To be done: Nothing in the data should change when you return it, but leave the pictures out.

┌────────

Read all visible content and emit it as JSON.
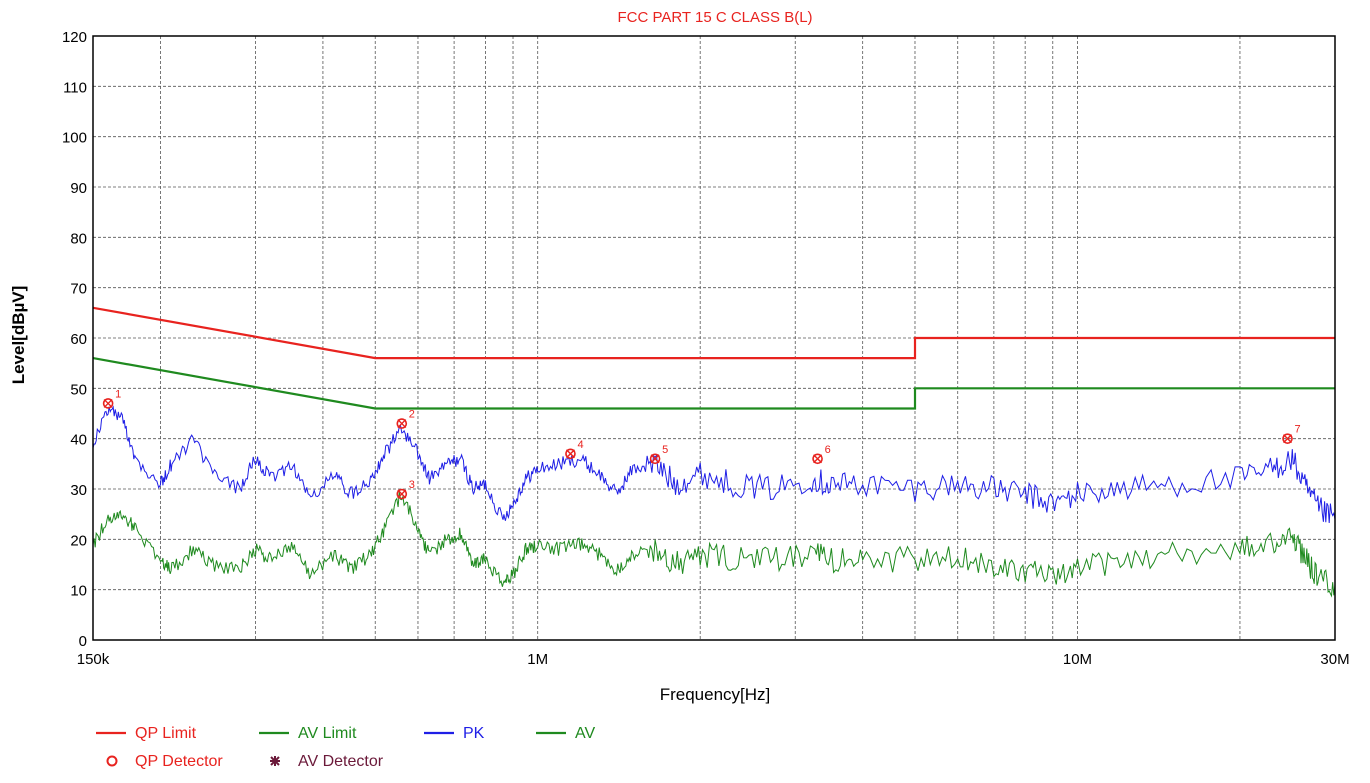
{
  "chart_data": {
    "type": "line",
    "title": "FCC PART 15 C CLASS B(L)",
    "xlabel": "Frequency[Hz]",
    "ylabel": "Level[dBµV]",
    "x_scale": "log",
    "xlim": [
      150000,
      30000000
    ],
    "ylim": [
      0,
      120
    ],
    "x_ticks": [
      {
        "value": 150000,
        "label": "150k"
      },
      {
        "value": 1000000,
        "label": "1M"
      },
      {
        "value": 10000000,
        "label": "10M"
      },
      {
        "value": 30000000,
        "label": "30M"
      }
    ],
    "y_ticks": [
      0,
      10,
      20,
      30,
      40,
      50,
      60,
      70,
      80,
      90,
      100,
      110,
      120
    ],
    "grid": true,
    "legend_position": "bottom-left",
    "colors": {
      "red": "#e8231f",
      "green": "#1f8a1f",
      "blue": "#1f1fe6"
    },
    "series": [
      {
        "name": "QP Limit",
        "color": "#e8231f",
        "x": [
          150000,
          500000,
          5000000,
          5000000,
          30000000
        ],
        "y": [
          66,
          56,
          56,
          60,
          60
        ]
      },
      {
        "name": "AV Limit",
        "color": "#1f8a1f",
        "x": [
          150000,
          500000,
          5000000,
          5000000,
          30000000
        ],
        "y": [
          56,
          46,
          46,
          50,
          50
        ]
      },
      {
        "name": "PK",
        "color": "#1f1fe6",
        "x": [
          150000,
          160000,
          170000,
          180000,
          200000,
          210000,
          230000,
          250000,
          280000,
          300000,
          320000,
          350000,
          380000,
          420000,
          450000,
          490000,
          520000,
          560000,
          600000,
          630000,
          680000,
          720000,
          760000,
          800000,
          860000,
          900000,
          950000,
          1000000,
          1100000,
          1200000,
          1300000,
          1400000,
          1500000,
          1650000,
          1800000,
          2000000,
          2300000,
          2700000,
          3200000,
          3500000,
          4000000,
          5000000,
          6000000,
          7000000,
          8000000,
          9000000,
          10000000,
          12000000,
          15000000,
          20000000,
          23000000,
          25000000,
          26500000,
          28000000,
          30000000
        ],
        "y": [
          39,
          46,
          44,
          36,
          31,
          35,
          40,
          33,
          30,
          36,
          32,
          35,
          28,
          33,
          29,
          32,
          37,
          42,
          37,
          32,
          35,
          36,
          30,
          31,
          24,
          27,
          32,
          34,
          35,
          36,
          33,
          29,
          34,
          35,
          31,
          33,
          31,
          30,
          32,
          31,
          31,
          30,
          31,
          30,
          29,
          27,
          29,
          30,
          31,
          32,
          34,
          36,
          30,
          26,
          24
        ]
      },
      {
        "name": "AV",
        "color": "#1f8a1f",
        "x": [
          150000,
          160000,
          170000,
          180000,
          200000,
          210000,
          230000,
          250000,
          280000,
          300000,
          320000,
          350000,
          380000,
          420000,
          450000,
          490000,
          520000,
          560000,
          600000,
          630000,
          680000,
          720000,
          760000,
          800000,
          860000,
          900000,
          950000,
          1000000,
          1100000,
          1200000,
          1300000,
          1400000,
          1500000,
          1650000,
          1800000,
          2000000,
          2300000,
          2700000,
          3200000,
          3500000,
          4000000,
          5000000,
          6000000,
          7000000,
          8000000,
          9000000,
          10000000,
          12000000,
          15000000,
          20000000,
          23000000,
          25000000,
          26500000,
          28000000,
          30000000
        ],
        "y": [
          19,
          24,
          25,
          22,
          16,
          14,
          18,
          15,
          14,
          18,
          16,
          19,
          13,
          17,
          14,
          17,
          22,
          29,
          22,
          17,
          20,
          21,
          15,
          16,
          11,
          13,
          18,
          19,
          18,
          19,
          17,
          14,
          17,
          18,
          15,
          17,
          16,
          16,
          17,
          16,
          16,
          16,
          16,
          15,
          14,
          12,
          14,
          16,
          17,
          18,
          19,
          21,
          16,
          12,
          11
        ]
      }
    ],
    "markers": [
      {
        "label": "1",
        "x": 160000,
        "y": 47
      },
      {
        "label": "2",
        "x": 560000,
        "y": 43
      },
      {
        "label": "3",
        "x": 560000,
        "y": 29
      },
      {
        "label": "4",
        "x": 1150000,
        "y": 37
      },
      {
        "label": "5",
        "x": 1650000,
        "y": 36
      },
      {
        "label": "6",
        "x": 3300000,
        "y": 36
      },
      {
        "label": "7",
        "x": 24500000,
        "y": 40
      }
    ],
    "legend": [
      {
        "label": "QP Limit",
        "symbol": "line",
        "color": "#e8231f"
      },
      {
        "label": "AV Limit",
        "symbol": "line",
        "color": "#1f8a1f"
      },
      {
        "label": "PK",
        "symbol": "line",
        "color": "#1f1fe6"
      },
      {
        "label": "AV",
        "symbol": "line",
        "color": "#1f8a1f"
      },
      {
        "label": "QP Detector",
        "symbol": "circle",
        "color": "#e8231f"
      },
      {
        "label": "AV Detector",
        "symbol": "asterisk",
        "color": "#6b1a3a"
      }
    ]
  }
}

└────────

Solution below:
Read all visible content and emit it as JSON.
{
  "chart_data": {
    "type": "line",
    "title": "FCC PART 15 C CLASS B(L)",
    "xlabel": "Frequency[Hz]",
    "ylabel": "Level[dBµV]",
    "x_scale": "log",
    "xlim": [
      150000,
      30000000
    ],
    "ylim": [
      0,
      120
    ],
    "x_ticks": [
      {
        "value": 150000,
        "label": "150k"
      },
      {
        "value": 1000000,
        "label": "1M"
      },
      {
        "value": 10000000,
        "label": "10M"
      },
      {
        "value": 30000000,
        "label": "30M"
      }
    ],
    "y_ticks": [
      0,
      10,
      20,
      30,
      40,
      50,
      60,
      70,
      80,
      90,
      100,
      110,
      120
    ],
    "grid": true,
    "legend_position": "bottom-left",
    "colors": {
      "red": "#e8231f",
      "green": "#1f8a1f",
      "blue": "#1f1fe6"
    },
    "series": [
      {
        "name": "QP Limit",
        "color": "#e8231f",
        "x": [
          150000,
          500000,
          5000000,
          5000000,
          30000000
        ],
        "y": [
          66,
          56,
          56,
          60,
          60
        ]
      },
      {
        "name": "AV Limit",
        "color": "#1f8a1f",
        "x": [
          150000,
          500000,
          5000000,
          5000000,
          30000000
        ],
        "y": [
          56,
          46,
          46,
          50,
          50
        ]
      },
      {
        "name": "PK",
        "color": "#1f1fe6",
        "x": [
          150000,
          160000,
          170000,
          180000,
          200000,
          210000,
          230000,
          250000,
          280000,
          300000,
          320000,
          350000,
          380000,
          420000,
          450000,
          490000,
          520000,
          560000,
          600000,
          630000,
          680000,
          720000,
          760000,
          800000,
          860000,
          900000,
          950000,
          1000000,
          1100000,
          1200000,
          1300000,
          1400000,
          1500000,
          1650000,
          1800000,
          2000000,
          2300000,
          2700000,
          3200000,
          3500000,
          4000000,
          5000000,
          6000000,
          7000000,
          8000000,
          9000000,
          10000000,
          12000000,
          15000000,
          20000000,
          23000000,
          25000000,
          26500000,
          28000000,
          30000000
        ],
        "y": [
          39,
          46,
          44,
          36,
          31,
          35,
          40,
          33,
          30,
          36,
          32,
          35,
          28,
          33,
          29,
          32,
          37,
          42,
          37,
          32,
          35,
          36,
          30,
          31,
          24,
          27,
          32,
          34,
          35,
          36,
          33,
          29,
          34,
          35,
          31,
          33,
          31,
          30,
          32,
          31,
          31,
          30,
          31,
          30,
          29,
          27,
          29,
          30,
          31,
          32,
          34,
          36,
          30,
          26,
          24
        ]
      },
      {
        "name": "AV",
        "color": "#1f8a1f",
        "x": [
          150000,
          160000,
          170000,
          180000,
          200000,
          210000,
          230000,
          250000,
          280000,
          300000,
          320000,
          350000,
          380000,
          420000,
          450000,
          490000,
          520000,
          560000,
          600000,
          630000,
          680000,
          720000,
          760000,
          800000,
          860000,
          900000,
          950000,
          1000000,
          1100000,
          1200000,
          1300000,
          1400000,
          1500000,
          1650000,
          1800000,
          2000000,
          2300000,
          2700000,
          3200000,
          3500000,
          4000000,
          5000000,
          6000000,
          7000000,
          8000000,
          9000000,
          10000000,
          12000000,
          15000000,
          20000000,
          23000000,
          25000000,
          26500000,
          28000000,
          30000000
        ],
        "y": [
          19,
          24,
          25,
          22,
          16,
          14,
          18,
          15,
          14,
          18,
          16,
          19,
          13,
          17,
          14,
          17,
          22,
          29,
          22,
          17,
          20,
          21,
          15,
          16,
          11,
          13,
          18,
          19,
          18,
          19,
          17,
          14,
          17,
          18,
          15,
          17,
          16,
          16,
          17,
          16,
          16,
          16,
          16,
          15,
          14,
          12,
          14,
          16,
          17,
          18,
          19,
          21,
          16,
          12,
          11
        ]
      }
    ],
    "markers": [
      {
        "label": "1",
        "x": 160000,
        "y": 47
      },
      {
        "label": "2",
        "x": 560000,
        "y": 43
      },
      {
        "label": "3",
        "x": 560000,
        "y": 29
      },
      {
        "label": "4",
        "x": 1150000,
        "y": 37
      },
      {
        "label": "5",
        "x": 1650000,
        "y": 36
      },
      {
        "label": "6",
        "x": 3300000,
        "y": 36
      },
      {
        "label": "7",
        "x": 24500000,
        "y": 40
      }
    ],
    "legend": [
      {
        "label": "QP Limit",
        "symbol": "line",
        "color": "#e8231f"
      },
      {
        "label": "AV Limit",
        "symbol": "line",
        "color": "#1f8a1f"
      },
      {
        "label": "PK",
        "symbol": "line",
        "color": "#1f1fe6"
      },
      {
        "label": "AV",
        "symbol": "line",
        "color": "#1f8a1f"
      },
      {
        "label": "QP Detector",
        "symbol": "circle",
        "color": "#e8231f"
      },
      {
        "label": "AV Detector",
        "symbol": "asterisk",
        "color": "#6b1a3a"
      }
    ]
  }
}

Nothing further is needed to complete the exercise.